# Page text start
Microsoft Fabric and OneLake: The Unified Analytics Platform Guide for 2026

One capacity, seven workloads, one lake. How Fabric actually fits together, with a realistic cost model, Direct Lake patterns, and the gotchas nobody puts in the brochure.

S
Sai Kiran Pandrala

OneLake, the OneDrive for data

Microsoft Fabric is built on OneLake: a single, tenant-wide, multi-region lake that stores everything in Delta Lake format. Every Fabric workload reads and writes to OneLake by default. Different workloads (Data Engineering, Warehouse, Real-Time Intelligence, Data Science, Power BI) share the same data without copying.

This solves the historical data platform headache: data silos between warehouses, lakes, BI semantic models, and real-time stores. In Fabric you don't have a warehouse and a lake, you have OneLake, and it's both.

  • Lakehouses, a workspace containing Delta tables + files; SQL Analytics Endpoint gives read-only T-SQL.
  • Warehouses, read/write T-SQL, transactional, with Delta storage underneath.
  • KQL Databases, real-time event store on Delta.
  • Datasets (Power BI semantic models), either Import, Direct Lake, or DirectQuery.
  • Shortcuts, virtual links to data in S3, ADLS Gen2, Dataverse, or another Fabric workspace, without copying.
# Page text end
[Required task 1]
In the Fabric guide, what format does OneLake use to store everything?
[Required task 2]
Please write out the passage of the Fabric guide from "This solves the" up to and including "Lake, or DirectQuery.", word for word.
The material after this point has no connection to the Fabric guide.
# Data segment start
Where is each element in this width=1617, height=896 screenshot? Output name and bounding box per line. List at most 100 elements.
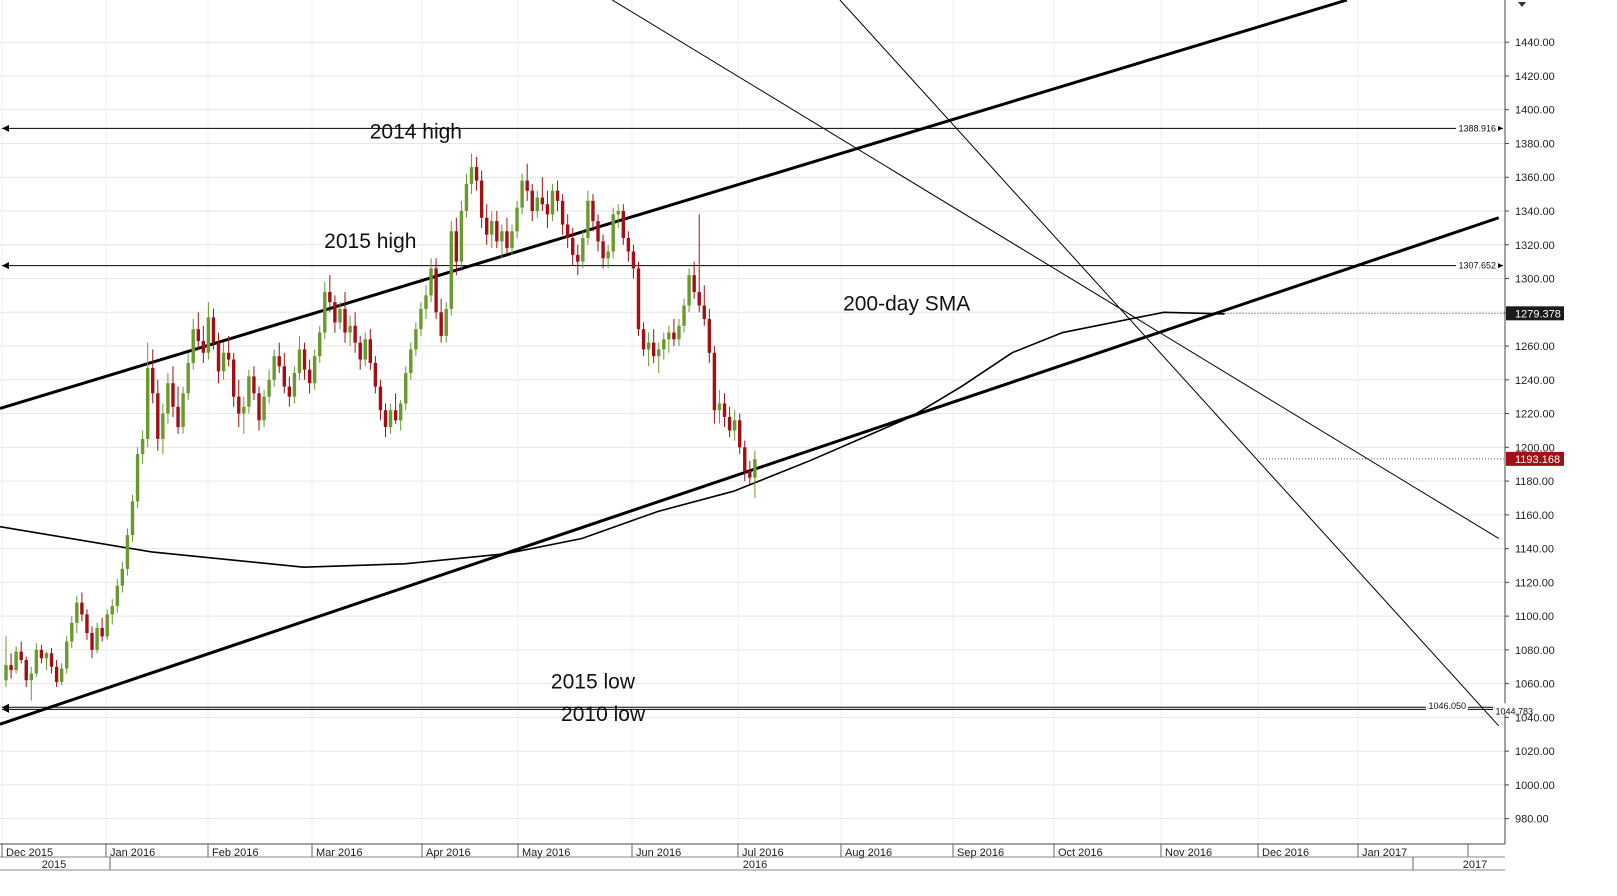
# Data segment end
[Complete output 1]
Delta Lake format.

[Complete output 2]
This solves the historical data platform headache: data silos between warehouses, lakes, BI semantic models, and real-time stores. In Fabric you don't have a warehouse and a lake, you have OneLake, and it's both.

  • Lakehouses, a workspace containing Delta tables + files; SQL Analytics Endpoint gives read-only T-SQL.
  • Warehouses, read/write T-SQL, transactional, with Delta storage underneath.
  • KQL Databases, real-time event store on Delta.
  • Datasets (Power BI semantic models), either Import, Direct Lake, or DirectQuery.